* _PROMPT_: Filter the listing and keep only the lines with the word "本条约定的抚养费".

* _RECORDS_:
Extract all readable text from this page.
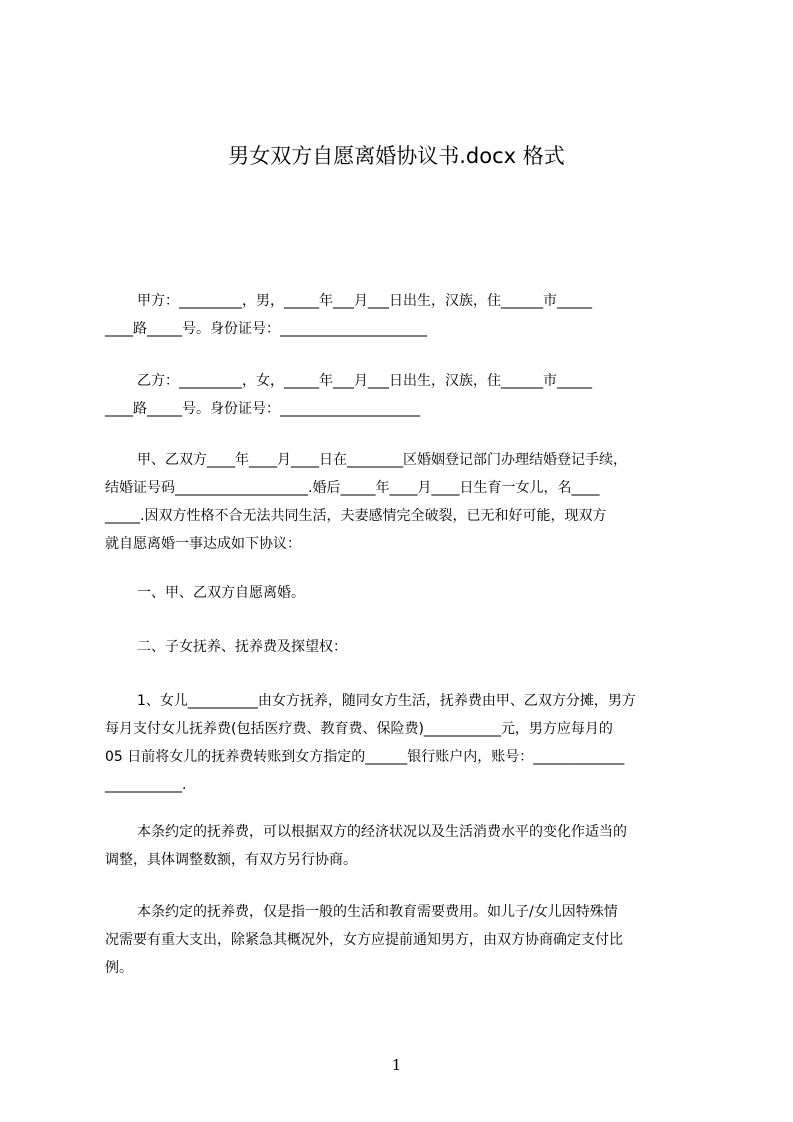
男女双方自愿离婚协议书.docx 格式
甲方：_________，男，_____年___月___日出生，汉族，住______市_____
____路_____号。身份证号：_____________________
乙方：_________，女，_____年___月___日出生，汉族，住______市_____
____路_____号。身份证号：____________________
甲、乙双方____年____月____日在________区婚姻登记部门办理结婚登记手续，
结婚证号码___________________.婚后_____年____月____日生育一女儿，名____
_____.因双方性格不合无法共同生活，夫妻感情完全破裂，已无和好可能，现双方
就自愿离婚一事达成如下协议：
一、甲、乙双方自愿离婚。
二、子女抚养、抚养费及探望权：
1、女儿__________由女方抚养，随同女方生活，抚养费由甲、乙双方分摊，男方
每月支付女儿抚养费(包括医疗费、教育费、保险费)___________元，男方应每月的
05 日前将女儿的抚养费转账到女方指定的______银行账户内，账号：_____________
___________.
本条约定的抚养费，可以根据双方的经济状况以及生活消费水平的变化作适当的
调整，具体调整数额，有双方另行协商。
本条约定的抚养费，仅是指一般的生活和教育需要费用。如儿子/女儿因特殊情
况需要有重大支出，除紧急其概况外，女方应提前通知男方，由双方协商确定支付比
例。
1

* _ANSWER TO THE TASK_:
本条约定的抚养费，可以根据双方的经济状况以及生活消费水平的变化作适当的
本条约定的抚养费，仅是指一般的生活和教育需要费用。如儿子/女儿因特殊情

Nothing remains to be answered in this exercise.